┌─ DATA SECTION
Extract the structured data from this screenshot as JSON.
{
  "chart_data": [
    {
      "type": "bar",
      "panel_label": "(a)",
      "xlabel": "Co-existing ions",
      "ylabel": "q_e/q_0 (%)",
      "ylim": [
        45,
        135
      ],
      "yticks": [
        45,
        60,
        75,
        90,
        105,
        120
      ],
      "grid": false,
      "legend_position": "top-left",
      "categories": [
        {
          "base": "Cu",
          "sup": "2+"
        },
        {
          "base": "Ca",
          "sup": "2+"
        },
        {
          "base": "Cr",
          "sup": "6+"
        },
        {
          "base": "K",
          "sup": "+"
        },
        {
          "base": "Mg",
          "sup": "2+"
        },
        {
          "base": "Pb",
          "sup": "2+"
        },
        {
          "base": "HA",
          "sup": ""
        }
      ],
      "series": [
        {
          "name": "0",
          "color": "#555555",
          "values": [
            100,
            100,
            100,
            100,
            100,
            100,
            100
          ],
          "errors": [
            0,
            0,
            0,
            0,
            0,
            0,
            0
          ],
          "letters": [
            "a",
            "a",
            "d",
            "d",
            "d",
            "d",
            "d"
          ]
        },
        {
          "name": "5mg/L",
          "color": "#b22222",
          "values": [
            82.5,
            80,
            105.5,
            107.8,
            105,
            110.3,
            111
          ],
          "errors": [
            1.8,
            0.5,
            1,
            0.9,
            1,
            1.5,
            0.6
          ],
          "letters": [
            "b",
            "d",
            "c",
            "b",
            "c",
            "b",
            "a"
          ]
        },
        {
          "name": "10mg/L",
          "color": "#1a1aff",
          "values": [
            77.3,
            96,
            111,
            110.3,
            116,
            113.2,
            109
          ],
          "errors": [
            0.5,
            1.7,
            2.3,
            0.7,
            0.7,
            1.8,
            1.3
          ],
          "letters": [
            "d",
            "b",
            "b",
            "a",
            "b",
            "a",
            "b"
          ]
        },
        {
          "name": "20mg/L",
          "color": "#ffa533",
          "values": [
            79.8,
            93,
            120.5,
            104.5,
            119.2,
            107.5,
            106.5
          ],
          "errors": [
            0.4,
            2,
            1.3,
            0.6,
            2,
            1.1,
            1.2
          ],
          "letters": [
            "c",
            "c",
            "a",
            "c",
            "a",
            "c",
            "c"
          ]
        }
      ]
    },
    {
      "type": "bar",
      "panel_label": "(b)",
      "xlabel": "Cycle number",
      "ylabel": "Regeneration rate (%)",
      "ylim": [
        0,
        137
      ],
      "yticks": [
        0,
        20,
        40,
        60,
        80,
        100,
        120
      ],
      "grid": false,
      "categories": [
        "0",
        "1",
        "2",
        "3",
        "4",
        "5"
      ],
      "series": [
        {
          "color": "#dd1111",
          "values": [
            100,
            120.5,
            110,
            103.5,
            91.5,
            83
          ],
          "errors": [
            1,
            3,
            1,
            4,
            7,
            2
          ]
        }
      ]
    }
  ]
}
└─
SET EXERCISE>
Identify and copy lines that hold the string "color".

FULL ANSWER>
          "color": "#555555",
          "color": "#b22222",
          "color": "#1a1aff",
          "color": "#ffa533",
          "color": "#dd1111",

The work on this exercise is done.